Copy out the records below verbatim, starting from their first line and ending with the line containing "dfg-label: Débit de", both included.

┌─ Given entries

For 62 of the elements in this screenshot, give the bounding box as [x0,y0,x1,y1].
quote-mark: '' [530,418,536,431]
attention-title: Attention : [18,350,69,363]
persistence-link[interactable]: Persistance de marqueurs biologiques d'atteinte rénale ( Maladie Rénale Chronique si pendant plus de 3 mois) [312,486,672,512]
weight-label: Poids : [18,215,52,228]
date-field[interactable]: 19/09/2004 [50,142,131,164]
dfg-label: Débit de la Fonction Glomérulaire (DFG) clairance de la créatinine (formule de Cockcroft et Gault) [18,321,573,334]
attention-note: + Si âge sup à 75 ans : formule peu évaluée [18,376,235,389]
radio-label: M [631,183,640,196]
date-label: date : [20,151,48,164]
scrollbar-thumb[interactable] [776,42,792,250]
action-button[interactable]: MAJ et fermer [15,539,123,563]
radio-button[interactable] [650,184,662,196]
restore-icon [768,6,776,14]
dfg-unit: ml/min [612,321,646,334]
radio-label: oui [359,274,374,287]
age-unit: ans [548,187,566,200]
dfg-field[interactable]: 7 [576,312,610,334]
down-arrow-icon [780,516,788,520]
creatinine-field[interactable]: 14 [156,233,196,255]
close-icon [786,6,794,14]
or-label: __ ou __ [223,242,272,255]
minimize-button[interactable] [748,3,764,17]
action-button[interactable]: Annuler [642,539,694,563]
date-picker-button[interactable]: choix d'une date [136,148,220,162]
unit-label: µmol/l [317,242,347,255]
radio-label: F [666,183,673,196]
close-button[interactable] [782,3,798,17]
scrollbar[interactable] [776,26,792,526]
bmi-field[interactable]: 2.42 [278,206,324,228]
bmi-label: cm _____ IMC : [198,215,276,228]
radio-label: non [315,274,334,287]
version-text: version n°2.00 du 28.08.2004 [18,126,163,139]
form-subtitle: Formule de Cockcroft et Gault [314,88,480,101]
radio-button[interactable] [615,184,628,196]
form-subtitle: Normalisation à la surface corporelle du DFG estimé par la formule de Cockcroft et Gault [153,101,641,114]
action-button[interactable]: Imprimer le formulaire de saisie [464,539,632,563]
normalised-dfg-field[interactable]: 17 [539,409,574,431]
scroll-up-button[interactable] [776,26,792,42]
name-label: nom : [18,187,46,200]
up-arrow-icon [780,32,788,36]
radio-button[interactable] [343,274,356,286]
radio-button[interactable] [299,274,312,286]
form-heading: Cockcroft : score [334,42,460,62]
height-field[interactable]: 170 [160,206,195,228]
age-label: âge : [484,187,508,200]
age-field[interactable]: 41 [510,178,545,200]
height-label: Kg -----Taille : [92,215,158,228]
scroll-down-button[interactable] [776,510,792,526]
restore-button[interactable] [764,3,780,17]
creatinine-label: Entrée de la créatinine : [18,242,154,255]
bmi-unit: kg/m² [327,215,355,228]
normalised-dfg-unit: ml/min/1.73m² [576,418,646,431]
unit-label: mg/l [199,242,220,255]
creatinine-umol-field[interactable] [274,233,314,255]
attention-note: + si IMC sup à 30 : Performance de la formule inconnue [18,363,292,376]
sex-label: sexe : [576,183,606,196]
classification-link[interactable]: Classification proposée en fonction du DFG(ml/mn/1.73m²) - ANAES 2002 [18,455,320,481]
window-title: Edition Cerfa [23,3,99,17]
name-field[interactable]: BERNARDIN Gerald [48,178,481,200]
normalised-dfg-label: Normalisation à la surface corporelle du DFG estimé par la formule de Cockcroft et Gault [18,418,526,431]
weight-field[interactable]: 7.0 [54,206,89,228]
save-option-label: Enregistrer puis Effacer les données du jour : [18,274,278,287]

└─

(Finished answer):
For 62 of the elements in this screenshot, give the bounding box as [x0,y0,x1,y1].
quote-mark: '' [530,418,536,431]
attention-title: Attention : [18,350,69,363]
persistence-link[interactable]: Persistance de marqueurs biologiques d'atteinte rénale ( Maladie Rénale Chronique si pendant plus de 3 mois) [312,486,672,512]
weight-label: Poids : [18,215,52,228]
date-field[interactable]: 19/09/2004 [50,142,131,164]
dfg-label: Débit de la Fonction Glomérulaire (DFG) clairance de la créatinine (formule de Cockcroft et Gault) [18,321,573,334]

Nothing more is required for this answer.